Exercise materials:
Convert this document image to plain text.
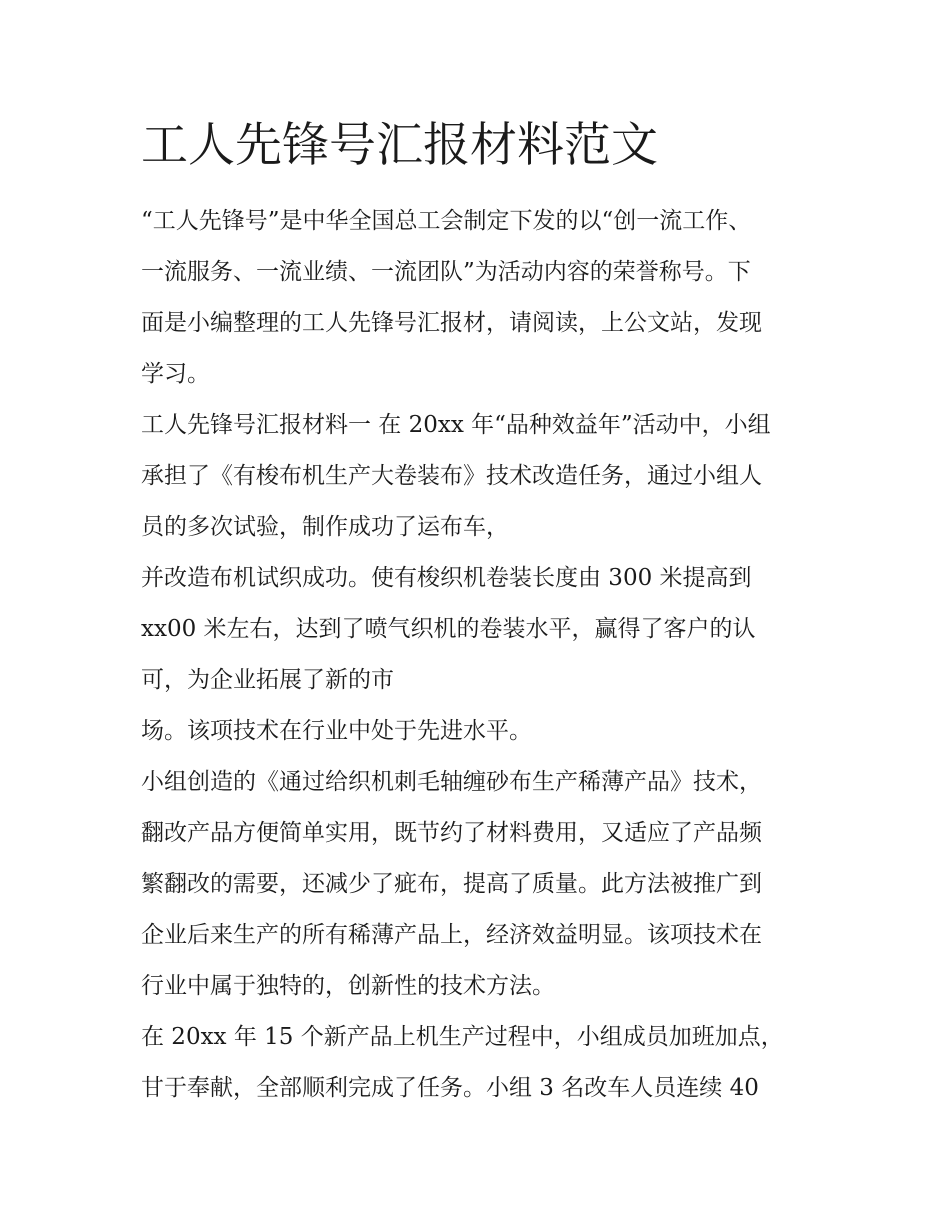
工人先锋号汇报材料范文
“工人先锋号”是中华全国总工会制定下发的以“创一流工作、
一流服务、一流业绩、一流团队”为活动内容的荣誉称号。下
面是小编整理的工人先锋号汇报材，请阅读，上公文站，发现
学习。
工人先锋号汇报材料一 在 20xx 年“品种效益年”活动中，小组
承担了《有梭布机生产大卷装布》技术改造任务，通过小组人
员的多次试验，制作成功了运布车，
并改造布机试织成功。使有梭织机卷装长度由 300 米提高到
xx00 米左右，达到了喷气织机的卷装水平，赢得了客户的认
可，为企业拓展了新的市
场。该项技术在行业中处于先进水平。
小组创造的《通过给织机刺毛轴缠砂布生产稀薄产品》技术，
翻改产品方便简单实用，既节约了材料费用，又适应了产品频
繁翻改的需要，还减少了疵布，提高了质量。此方法被推广到
企业后来生产的所有稀薄产品上，经济效益明显。该项技术在
行业中属于独特的，创新性的技术方法。
在 20xx 年 15 个新产品上机生产过程中，小组成员加班加点，
甘于奉献，全部顺利完成了任务。小组 3 名改车人员连续 40
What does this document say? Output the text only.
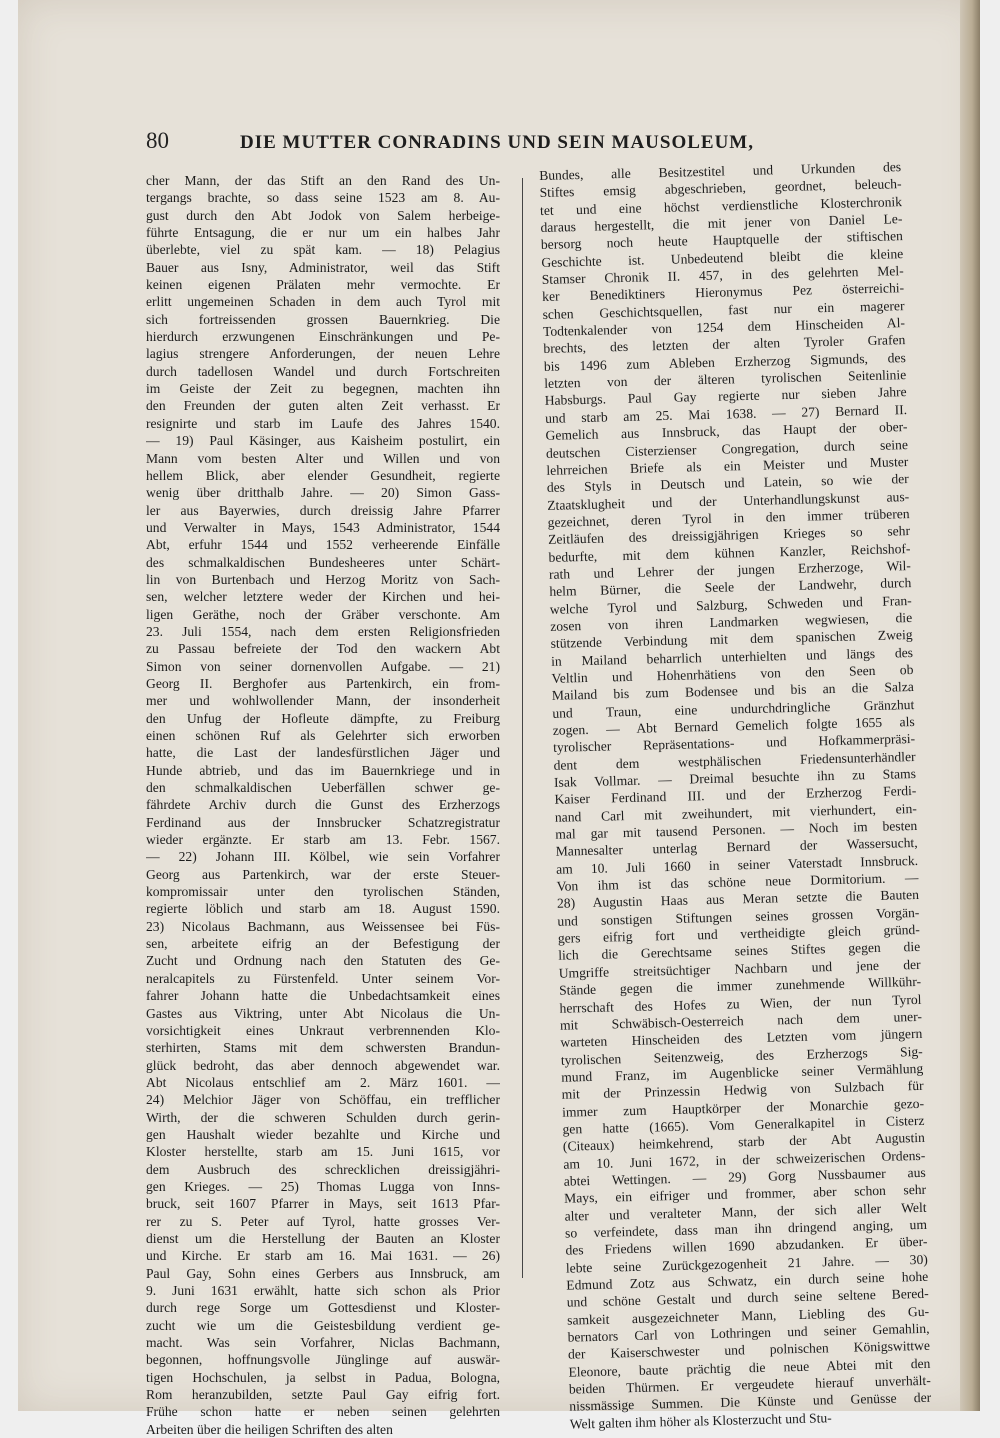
80	DIE MUTTER CONRADINS UND SEIN MAUSOLEUM,
cher Mann, der das Stift an den Rand des Un-
tergangs brachte, so dass seine 1523 am 8. Au-
gust durch den Abt Jodok von Salem herbeige-
führte Entsagung, die er nur um ein halbes Jahr
überlebte, viel zu spät kam. — 18) Pelagius
Bauer aus Isny, Administrator, weil das Stift
keinen eigenen Prälaten mehr vermochte. Er
erlitt ungemeinen Schaden in dem auch Tyrol mit
sich fortreissenden grossen Bauernkrieg. Die
hierdurch erzwungenen Einschränkungen und Pe-
lagius strengere Anforderungen, der neuen Lehre
durch tadellosen Wandel und durch Fortschreiten
im Geiste der Zeit zu begegnen, machten ihn
den Freunden der guten alten Zeit verhasst. Er
resignirte und starb im Laufe des Jahres 1540.
— 19) Paul Käsinger, aus Kaisheim postulirt, ein
Mann vom besten Alter und Willen und von
hellem Blick, aber elender Gesundheit, regierte
wenig über dritthalb Jahre. — 20) Simon Gass-
ler aus Bayerwies, durch dreissig Jahre Pfarrer
und Verwalter in Mays, 1543 Administrator, 1544
Abt, erfuhr 1544 und 1552 verheerende Einfälle
des schmalkaldischen Bundesheeres unter Schärt-
lin von Burtenbach und Herzog Moritz von Sach-
sen, welcher letztere weder der Kirchen und hei-
ligen Geräthe, noch der Gräber verschonte. Am
23. Juli 1554, nach dem ersten Religionsfrieden
zu Passau befreiete der Tod den wackern Abt
Simon von seiner dornenvollen Aufgabe. — 21)
Georg II. Berghofer aus Partenkirch, ein from-
mer und wohlwollender Mann, der insonderheit
den Unfug der Hofleute dämpfte, zu Freiburg
einen schönen Ruf als Gelehrter sich erworben
hatte, die Last der landesfürstlichen Jäger und
Hunde abtrieb, und das im Bauernkriege und in
den schmalkaldischen Ueberfällen schwer ge-
fährdete Archiv durch die Gunst des Erzherzogs
Ferdinand aus der Innsbrucker Schatzregistratur
wieder ergänzte. Er starb am 13. Febr. 1567.
— 22) Johann III. Kölbel, wie sein Vorfahrer
Georg aus Partenkirch, war der erste Steuer-
kompromissair unter den tyrolischen Ständen,
regierte löblich und starb am 18. August 1590.
23) Nicolaus Bachmann, aus Weissensee bei Füs-
sen, arbeitete eifrig an der Befestigung der
Zucht und Ordnung nach den Statuten des Ge-
neralcapitels zu Fürstenfeld. Unter seinem Vor-
fahrer Johann hatte die Unbedachtsamkeit eines
Gastes aus Viktring, unter Abt Nicolaus die Un-
vorsichtigkeit eines Unkraut verbrennenden Klo-
sterhirten, Stams mit dem schwersten Brandun-
glück bedroht, das aber dennoch abgewendet war.
Abt Nicolaus entschlief am 2. März 1601. —
24) Melchior Jäger von Schöffau, ein trefflicher
Wirth, der die schweren Schulden durch gerin-
gen Haushalt wieder bezahlte und Kirche und
Kloster herstellte, starb am 15. Juni 1615, vor
dem Ausbruch des schrecklichen dreissigjähri-
gen Krieges. — 25) Thomas Lugga von Inns-
bruck, seit 1607 Pfarrer in Mays, seit 1613 Pfar-
rer zu S. Peter auf Tyrol, hatte grosses Ver-
dienst um die Herstellung der Bauten an Kloster
und Kirche. Er starb am 16. Mai 1631. — 26)
Paul Gay, Sohn eines Gerbers aus Innsbruck, am
9. Juni 1631 erwählt, hatte sich schon als Prior
durch rege Sorge um Gottesdienst und Kloster-
zucht wie um die Geistesbildung verdient ge-
macht. Was sein Vorfahrer, Niclas Bachmann,
begonnen, hoffnungsvolle Jünglinge auf auswär-
tigen Hochschulen, ja selbst in Padua, Bologna,
Rom heranzubilden, setzte Paul Gay eifrig fort.
Frühe schon hatte er neben seinen gelehrten
Arbeiten über die heiligen Schriften des alten
Bundes, alle Besitzestitel und Urkunden des
Stiftes emsig abgeschrieben, geordnet, beleuch-
tet und eine höchst verdienstliche Klosterchronik
daraus hergestellt, die mit jener von Daniel Le-
bersorg noch heute Hauptquelle der stiftischen
Geschichte ist. Unbedeutend bleibt die kleine
Stamser Chronik II. 457, in des gelehrten Mel-
ker Benediktiners Hieronymus Pez österreichi-
schen Geschichtsquellen, fast nur ein magerer
Todtenkalender von 1254 dem Hinscheiden Al-
brechts, des letzten der alten Tyroler Grafen
bis 1496 zum Ableben Erzherzog Sigmunds, des
letzten von der älteren tyrolischen Seitenlinie
Habsburgs. Paul Gay regierte nur sieben Jahre
und starb am 25. Mai 1638. — 27) Bernard II.
Gemelich aus Innsbruck, das Haupt der ober-
deutschen Cisterzienser Congregation, durch seine
lehrreichen Briefe als ein Meister und Muster
des Styls in Deutsch und Latein, so wie der
Ztaatsklugheit und der Unterhandlungskunst aus-
gezeichnet, deren Tyrol in den immer trüberen
Zeitläufen des dreissigjährigen Krieges so sehr
bedurfte, mit dem kühnen Kanzler, Reichshof-
rath und Lehrer der jungen Erzherzoge, Wil-
helm Bürner, die Seele der Landwehr, durch
welche Tyrol und Salzburg, Schweden und Fran-
zosen von ihren Landmarken wegwiesen, die
stützende Verbindung mit dem spanischen Zweig
in Mailand beharrlich unterhielten und längs des
Veltlin und Hohenrhätiens von den Seen ob
Mailand bis zum Bodensee und bis an die Salza
und Traun, eine undurchdringliche Gränzhut
zogen. — Abt Bernard Gemelich folgte 1655 als
tyrolischer Repräsentations- und Hofkammerpräsi-
dent dem westphälischen Friedensunterhändler
Isak Vollmar. — Dreimal besuchte ihn zu Stams
Kaiser Ferdinand III. und der Erzherzog Ferdi-
nand Carl mit zweihundert, mit vierhundert, ein-
mal gar mit tausend Personen. — Noch im besten
Mannesalter unterlag Bernard der Wassersucht,
am 10. Juli 1660 in seiner Vaterstadt Innsbruck.
Von ihm ist das schöne neue Dormitorium. —
28) Augustin Haas aus Meran setzte die Bauten
und sonstigen Stiftungen seines grossen Vorgän-
gers eifrig fort und vertheidigte gleich gründ-
lich die Gerechtsame seines Stiftes gegen die
Umgriffe streitsüchtiger Nachbarn und jene der
Stände gegen die immer zunehmende Willkühr-
herrschaft des Hofes zu Wien, der nun Tyrol
mit Schwäbisch-Oesterreich nach dem uner-
warteten Hinscheiden des Letzten vom jüngern
tyrolischen Seitenzweig, des Erzherzogs Sig-
mund Franz, im Augenblicke seiner Vermählung
mit der Prinzessin Hedwig von Sulzbach für
immer zum Hauptkörper der Monarchie gezo-
gen hatte (1665). Vom Generalkapitel in Cisterz
(Citeaux) heimkehrend, starb der Abt Augustin
am 10. Juni 1672, in der schweizerischen Ordens-
abtei Wettingen. — 29) Gorg Nussbaumer aus
Mays, ein eifriger und frommer, aber schon sehr
alter und veralteter Mann, der sich aller Welt
so verfeindete, dass man ihn dringend anging, um
des Friedens willen 1690 abzudanken. Er über-
lebte seine Zurückgezogenheit 21 Jahre. — 30)
Edmund Zotz aus Schwatz, ein durch seine hohe
und schöne Gestalt und durch seine seltene Bered-
samkeit ausgezeichneter Mann, Liebling des Gu-
bernators Carl von Lothringen und seiner Gemahlin,
der Kaiserschwester und polnischen Königswittwe
Eleonore, baute prächtig die neue Abtei mit den
beiden Thürmen. Er vergeudete hierauf unverhält-
nissmässige Summen. Die Künste und Genüsse der
Welt galten ihm höher als Klosterzucht und Stu-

Exercise instructions: Write out each line of the data that holds the string "Nicolaus".

Completed task:
23) Nicolaus Bachmann, aus Weissensee bei Füs-
Gastes aus Viktring, unter Abt Nicolaus die Un-
Abt Nicolaus entschlief am 2. März 1601. —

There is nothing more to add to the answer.